───── Input material ─────

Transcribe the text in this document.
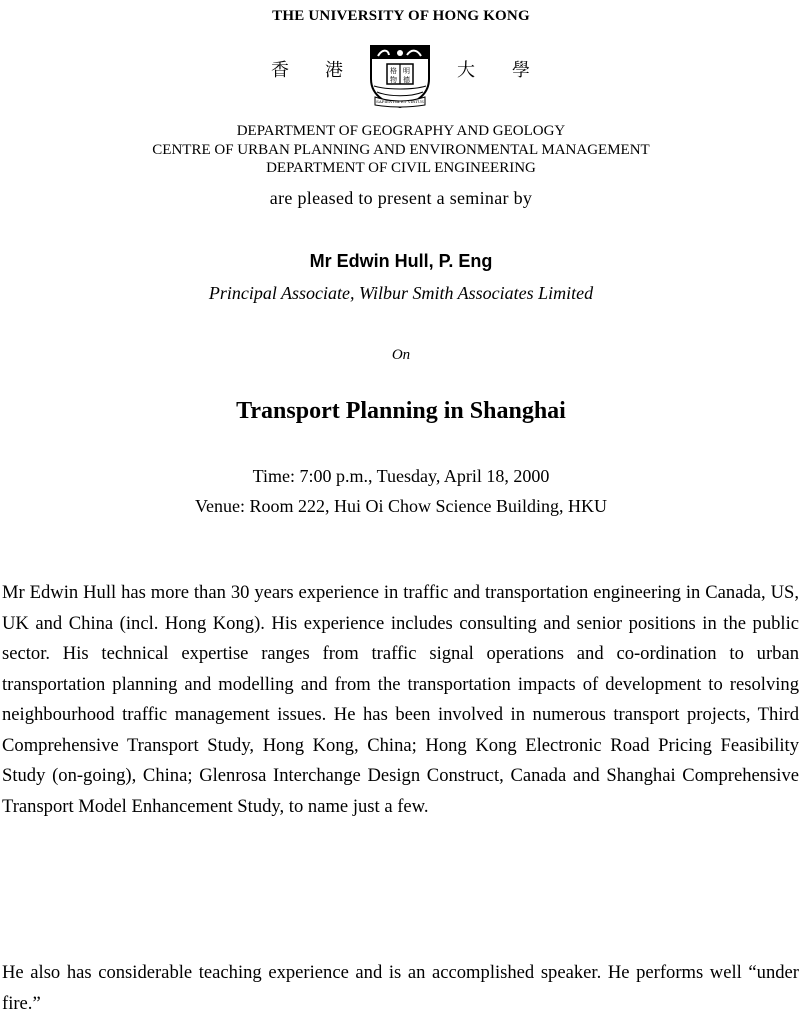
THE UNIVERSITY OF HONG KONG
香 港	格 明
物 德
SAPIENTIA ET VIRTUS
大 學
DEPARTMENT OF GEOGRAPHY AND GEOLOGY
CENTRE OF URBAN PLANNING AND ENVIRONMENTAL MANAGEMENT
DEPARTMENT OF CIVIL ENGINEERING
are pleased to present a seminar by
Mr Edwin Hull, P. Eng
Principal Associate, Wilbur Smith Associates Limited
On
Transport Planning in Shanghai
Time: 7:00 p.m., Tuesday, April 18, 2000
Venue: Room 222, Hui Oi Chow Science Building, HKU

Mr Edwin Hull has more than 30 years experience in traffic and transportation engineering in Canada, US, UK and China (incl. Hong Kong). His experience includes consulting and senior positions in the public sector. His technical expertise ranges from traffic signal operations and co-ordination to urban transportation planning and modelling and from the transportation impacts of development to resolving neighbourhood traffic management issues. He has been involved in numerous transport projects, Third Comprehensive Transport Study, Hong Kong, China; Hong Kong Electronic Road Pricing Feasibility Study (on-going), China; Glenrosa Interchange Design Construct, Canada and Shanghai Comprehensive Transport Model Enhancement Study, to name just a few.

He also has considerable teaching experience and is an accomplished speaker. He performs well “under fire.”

─────

Instructions for the task: Extract the full listing above verbatim; pictures are to be left out of the copy.

Task output:
Transcribe the text in this document.
THE UNIVERSITY OF HONG KONG
香 港	格 明
物 德
SAPIENTIA ET VIRTUS
大 學
DEPARTMENT OF GEOGRAPHY AND GEOLOGY
CENTRE OF URBAN PLANNING AND ENVIRONMENTAL MANAGEMENT
DEPARTMENT OF CIVIL ENGINEERING
are pleased to present a seminar by
Mr Edwin Hull, P. Eng
Principal Associate, Wilbur Smith Associates Limited
On
Transport Planning in Shanghai
Time: 7:00 p.m., Tuesday, April 18, 2000
Venue: Room 222, Hui Oi Chow Science Building, HKU

Mr Edwin Hull has more than 30 years experience in traffic and transportation engineering in Canada, US, UK and China (incl. Hong Kong). His experience includes consulting and senior positions in the public sector. His technical expertise ranges from traffic signal operations and co-ordination to urban transportation planning and modelling and from the transportation impacts of development to resolving neighbourhood traffic management issues. He has been involved in numerous transport projects, Third Comprehensive Transport Study, Hong Kong, China; Hong Kong Electronic Road Pricing Feasibility Study (on-going), China; Glenrosa Interchange Design Construct, Canada and Shanghai Comprehensive Transport Model Enhancement Study, to name just a few.

He also has considerable teaching experience and is an accomplished speaker. He performs well “under fire.”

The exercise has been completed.